**Stated goal:** Locate each line below that includes "JSON" and reproduce it.

**Stored records:**

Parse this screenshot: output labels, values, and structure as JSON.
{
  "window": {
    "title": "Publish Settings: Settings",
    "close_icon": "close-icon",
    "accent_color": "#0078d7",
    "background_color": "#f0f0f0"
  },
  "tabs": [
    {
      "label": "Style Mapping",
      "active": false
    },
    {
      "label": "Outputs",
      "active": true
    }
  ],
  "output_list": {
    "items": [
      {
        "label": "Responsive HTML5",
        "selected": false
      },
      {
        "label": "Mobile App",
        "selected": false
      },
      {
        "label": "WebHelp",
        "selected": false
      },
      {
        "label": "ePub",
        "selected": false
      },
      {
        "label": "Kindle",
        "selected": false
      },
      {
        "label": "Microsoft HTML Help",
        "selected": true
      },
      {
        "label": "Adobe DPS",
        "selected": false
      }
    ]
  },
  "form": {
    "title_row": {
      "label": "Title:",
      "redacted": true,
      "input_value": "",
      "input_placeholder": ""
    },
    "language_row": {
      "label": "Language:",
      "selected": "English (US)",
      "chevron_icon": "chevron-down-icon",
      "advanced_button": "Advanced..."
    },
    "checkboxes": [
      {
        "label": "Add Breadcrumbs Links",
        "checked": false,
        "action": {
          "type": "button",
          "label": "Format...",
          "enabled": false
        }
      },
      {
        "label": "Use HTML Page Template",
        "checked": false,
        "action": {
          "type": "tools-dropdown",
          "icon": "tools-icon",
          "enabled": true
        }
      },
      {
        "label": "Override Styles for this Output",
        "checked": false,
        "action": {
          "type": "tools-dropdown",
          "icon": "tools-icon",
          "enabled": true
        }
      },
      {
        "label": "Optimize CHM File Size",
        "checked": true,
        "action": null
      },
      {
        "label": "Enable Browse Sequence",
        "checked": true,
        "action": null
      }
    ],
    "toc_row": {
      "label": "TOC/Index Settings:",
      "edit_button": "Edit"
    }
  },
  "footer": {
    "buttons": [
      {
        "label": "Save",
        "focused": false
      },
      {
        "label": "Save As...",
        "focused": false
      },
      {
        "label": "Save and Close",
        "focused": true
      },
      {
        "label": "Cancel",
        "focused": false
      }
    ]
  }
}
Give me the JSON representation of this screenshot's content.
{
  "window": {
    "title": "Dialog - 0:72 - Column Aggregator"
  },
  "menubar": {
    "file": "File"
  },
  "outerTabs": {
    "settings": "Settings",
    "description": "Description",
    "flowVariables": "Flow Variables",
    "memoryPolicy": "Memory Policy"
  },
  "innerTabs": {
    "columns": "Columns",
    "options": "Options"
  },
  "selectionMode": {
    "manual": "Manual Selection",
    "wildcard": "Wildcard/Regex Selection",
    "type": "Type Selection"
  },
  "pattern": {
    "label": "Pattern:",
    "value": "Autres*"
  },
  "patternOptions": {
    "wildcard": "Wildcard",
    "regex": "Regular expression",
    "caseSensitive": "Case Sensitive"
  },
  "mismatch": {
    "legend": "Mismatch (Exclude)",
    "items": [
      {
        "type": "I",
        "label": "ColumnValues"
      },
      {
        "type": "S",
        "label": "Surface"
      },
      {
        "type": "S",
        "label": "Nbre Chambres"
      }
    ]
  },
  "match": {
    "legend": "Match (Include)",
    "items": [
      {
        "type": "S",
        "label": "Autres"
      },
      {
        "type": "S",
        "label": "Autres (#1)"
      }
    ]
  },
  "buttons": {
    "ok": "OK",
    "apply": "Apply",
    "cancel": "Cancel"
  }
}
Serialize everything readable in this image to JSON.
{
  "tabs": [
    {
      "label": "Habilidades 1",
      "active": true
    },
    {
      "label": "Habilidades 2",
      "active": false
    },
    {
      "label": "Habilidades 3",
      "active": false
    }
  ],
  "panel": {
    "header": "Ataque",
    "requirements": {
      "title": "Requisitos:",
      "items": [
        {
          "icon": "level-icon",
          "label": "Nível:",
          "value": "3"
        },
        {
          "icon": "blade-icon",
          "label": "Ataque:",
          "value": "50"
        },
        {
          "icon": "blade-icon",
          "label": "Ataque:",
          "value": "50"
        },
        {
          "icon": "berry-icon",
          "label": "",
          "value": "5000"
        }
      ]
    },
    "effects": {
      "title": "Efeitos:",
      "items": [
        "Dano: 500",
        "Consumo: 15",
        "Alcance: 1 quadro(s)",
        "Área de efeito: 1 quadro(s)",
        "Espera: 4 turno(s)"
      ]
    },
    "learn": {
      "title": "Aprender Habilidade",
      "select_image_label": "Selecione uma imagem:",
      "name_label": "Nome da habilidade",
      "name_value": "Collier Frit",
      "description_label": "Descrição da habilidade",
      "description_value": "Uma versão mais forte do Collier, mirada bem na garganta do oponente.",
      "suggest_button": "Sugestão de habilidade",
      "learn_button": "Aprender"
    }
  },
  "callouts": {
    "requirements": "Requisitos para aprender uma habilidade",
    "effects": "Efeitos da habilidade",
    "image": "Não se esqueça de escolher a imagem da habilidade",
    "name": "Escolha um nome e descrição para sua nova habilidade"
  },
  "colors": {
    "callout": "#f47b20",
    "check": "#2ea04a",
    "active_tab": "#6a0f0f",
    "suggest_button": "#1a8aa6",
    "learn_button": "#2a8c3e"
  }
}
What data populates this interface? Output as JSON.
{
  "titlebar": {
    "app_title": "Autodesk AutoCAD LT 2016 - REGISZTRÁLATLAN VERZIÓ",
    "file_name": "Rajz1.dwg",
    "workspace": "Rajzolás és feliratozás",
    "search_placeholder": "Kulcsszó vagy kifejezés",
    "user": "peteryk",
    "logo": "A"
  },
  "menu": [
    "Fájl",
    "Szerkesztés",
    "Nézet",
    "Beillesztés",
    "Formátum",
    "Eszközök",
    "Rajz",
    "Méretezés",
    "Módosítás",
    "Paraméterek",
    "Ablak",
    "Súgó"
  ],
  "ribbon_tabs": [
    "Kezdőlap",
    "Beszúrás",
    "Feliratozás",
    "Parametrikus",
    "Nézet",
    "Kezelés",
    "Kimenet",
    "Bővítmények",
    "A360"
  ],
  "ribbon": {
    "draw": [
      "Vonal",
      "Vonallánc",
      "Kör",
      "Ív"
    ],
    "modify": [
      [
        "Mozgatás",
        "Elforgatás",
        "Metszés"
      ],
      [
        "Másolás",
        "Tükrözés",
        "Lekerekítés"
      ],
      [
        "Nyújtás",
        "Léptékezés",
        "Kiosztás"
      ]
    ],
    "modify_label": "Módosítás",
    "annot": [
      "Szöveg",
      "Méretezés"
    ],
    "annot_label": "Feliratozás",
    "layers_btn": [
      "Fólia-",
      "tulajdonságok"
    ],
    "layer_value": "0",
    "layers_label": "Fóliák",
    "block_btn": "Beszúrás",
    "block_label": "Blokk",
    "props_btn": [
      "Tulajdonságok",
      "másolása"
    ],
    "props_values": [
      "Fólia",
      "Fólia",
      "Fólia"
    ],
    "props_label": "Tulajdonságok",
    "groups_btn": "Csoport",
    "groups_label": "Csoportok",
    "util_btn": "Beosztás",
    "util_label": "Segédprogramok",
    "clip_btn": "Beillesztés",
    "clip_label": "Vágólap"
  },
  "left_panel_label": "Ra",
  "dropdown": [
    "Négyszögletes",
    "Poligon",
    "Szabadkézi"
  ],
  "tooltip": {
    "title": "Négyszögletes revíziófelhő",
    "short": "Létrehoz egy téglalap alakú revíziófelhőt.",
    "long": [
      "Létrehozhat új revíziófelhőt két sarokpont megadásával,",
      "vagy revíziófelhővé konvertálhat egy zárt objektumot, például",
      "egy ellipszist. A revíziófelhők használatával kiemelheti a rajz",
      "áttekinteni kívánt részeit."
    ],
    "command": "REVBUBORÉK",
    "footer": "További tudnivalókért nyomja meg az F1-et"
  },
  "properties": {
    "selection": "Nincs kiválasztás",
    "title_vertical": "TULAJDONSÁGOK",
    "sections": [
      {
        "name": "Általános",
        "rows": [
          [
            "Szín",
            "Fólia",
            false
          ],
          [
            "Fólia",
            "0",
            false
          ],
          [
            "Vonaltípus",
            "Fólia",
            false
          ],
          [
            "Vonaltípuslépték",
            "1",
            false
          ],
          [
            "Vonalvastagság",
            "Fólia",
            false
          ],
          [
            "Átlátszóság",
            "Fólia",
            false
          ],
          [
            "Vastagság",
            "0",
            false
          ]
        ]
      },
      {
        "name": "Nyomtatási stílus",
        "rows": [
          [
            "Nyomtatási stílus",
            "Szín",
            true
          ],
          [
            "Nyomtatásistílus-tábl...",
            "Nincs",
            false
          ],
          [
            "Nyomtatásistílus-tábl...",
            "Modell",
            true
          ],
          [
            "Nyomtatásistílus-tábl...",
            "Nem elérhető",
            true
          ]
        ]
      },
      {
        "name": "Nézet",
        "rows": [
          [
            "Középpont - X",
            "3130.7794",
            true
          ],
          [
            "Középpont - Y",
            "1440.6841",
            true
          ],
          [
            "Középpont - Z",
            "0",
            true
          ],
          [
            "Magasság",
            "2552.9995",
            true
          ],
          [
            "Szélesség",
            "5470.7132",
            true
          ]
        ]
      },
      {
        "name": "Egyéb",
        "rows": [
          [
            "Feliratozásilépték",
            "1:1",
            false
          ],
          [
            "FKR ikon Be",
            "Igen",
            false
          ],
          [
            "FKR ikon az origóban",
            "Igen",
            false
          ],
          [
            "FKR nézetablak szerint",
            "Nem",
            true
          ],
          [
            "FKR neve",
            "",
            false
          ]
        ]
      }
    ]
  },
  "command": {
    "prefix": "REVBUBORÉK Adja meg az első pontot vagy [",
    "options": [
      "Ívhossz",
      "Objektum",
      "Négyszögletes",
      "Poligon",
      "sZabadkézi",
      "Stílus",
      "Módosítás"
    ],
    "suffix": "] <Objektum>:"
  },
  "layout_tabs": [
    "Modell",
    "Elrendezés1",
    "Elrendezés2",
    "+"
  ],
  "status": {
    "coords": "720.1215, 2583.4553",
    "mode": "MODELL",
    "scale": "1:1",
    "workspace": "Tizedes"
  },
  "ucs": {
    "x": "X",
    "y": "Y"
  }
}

**Output:**
Parse this screenshot: output labels, values, and structure as JSON.
Give me the JSON representation of this screenshot's content.
Serialize everything readable in this image to JSON.
What data populates this interface? Output as JSON.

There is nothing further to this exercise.